### Stated problem
Type out all the records word for word. Any pictures are to be left out.

Extracted records
════════════════════

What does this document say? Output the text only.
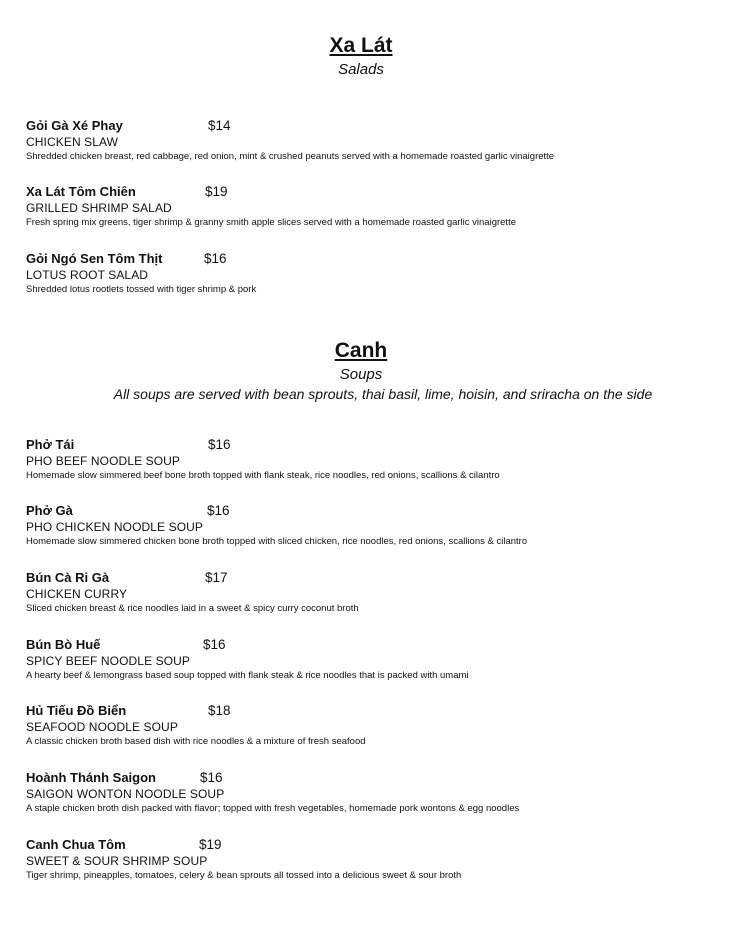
Xa Lát
Salads
Gỏi Gà Xé Phay	$14
CHICKEN SLAW
Shredded chicken breast, red cabbage, red onion, mint & crushed peanuts served with a homemade roasted garlic vinaigrette
Xa Lát Tôm Chiên	$19
GRILLED SHRIMP SALAD
Fresh spring mix greens, tiger shrimp & granny smith apple slices served with a homemade roasted garlic vinaigrette
Gỏi Ngó Sen Tôm Thịt	$16
LOTUS ROOT SALAD
Shredded lotus rootlets tossed with tiger shrimp & pork
Canh
Soups
All soups are served with bean sprouts, thai basil, lime, hoisin, and sriracha on the side
Phở Tái	$16
PHO BEEF NOODLE SOUP
Homemade slow simmered beef bone broth topped with flank steak, rice noodles, red onions, scallions & cilantro
Phở Gà	$16
PHO CHICKEN NOODLE SOUP
Homemade slow simmered chicken bone broth topped with sliced chicken, rice noodles, red onions, scallions & cilantro
Bún Cà Ri Gà	$17
CHICKEN CURRY
Sliced chicken breast & rice noodles laid in a sweet & spicy curry coconut broth
Bún Bò Huế	$16
SPICY BEEF NOODLE SOUP
A hearty beef & lemongrass based soup topped with flank steak & rice noodles that is packed with umami
Hủ Tiếu Đồ Biển	$18
SEAFOOD NOODLE SOUP
A classic chicken broth based dish with rice noodles & a mixture of fresh seafood
Hoành Thánh Saigon	$16
SAIGON WONTON NOODLE SOUP
A staple chicken broth dish packed with flavor; topped with fresh vegetables, homemade pork wontons & egg noodles
Canh Chua Tôm	$19
SWEET & SOUR SHRIMP SOUP
Tiger shrimp, pineapples, tomatoes, celery & bean sprouts all tossed into a delicious sweet & sour broth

════════════════════

### Output of the exercise
What does this document say? Output the text only.
Xa Lát
Salads
Gỏi Gà Xé Phay	$14
CHICKEN SLAW
Shredded chicken breast, red cabbage, red onion, mint & crushed peanuts served with a homemade roasted garlic vinaigrette
Xa Lát Tôm Chiên	$19
GRILLED SHRIMP SALAD
Fresh spring mix greens, tiger shrimp & granny smith apple slices served with a homemade roasted garlic vinaigrette
Gỏi Ngó Sen Tôm Thịt	$16
LOTUS ROOT SALAD
Shredded lotus rootlets tossed with tiger shrimp & pork
Canh
Soups
All soups are served with bean sprouts, thai basil, lime, hoisin, and sriracha on the side
Phở Tái	$16
PHO BEEF NOODLE SOUP
Homemade slow simmered beef bone broth topped with flank steak, rice noodles, red onions, scallions & cilantro
Phở Gà	$16
PHO CHICKEN NOODLE SOUP
Homemade slow simmered chicken bone broth topped with sliced chicken, rice noodles, red onions, scallions & cilantro
Bún Cà Ri Gà	$17
CHICKEN CURRY
Sliced chicken breast & rice noodles laid in a sweet & spicy curry coconut broth
Bún Bò Huế	$16
SPICY BEEF NOODLE SOUP
A hearty beef & lemongrass based soup topped with flank steak & rice noodles that is packed with umami
Hủ Tiếu Đồ Biển	$18
SEAFOOD NOODLE SOUP
A classic chicken broth based dish with rice noodles & a mixture of fresh seafood
Hoành Thánh Saigon	$16
SAIGON WONTON NOODLE SOUP
A staple chicken broth dish packed with flavor; topped with fresh vegetables, homemade pork wontons & egg noodles
Canh Chua Tôm	$19
SWEET & SOUR SHRIMP SOUP
Tiger shrimp, pineapples, tomatoes, celery & bean sprouts all tossed into a delicious sweet & sour broth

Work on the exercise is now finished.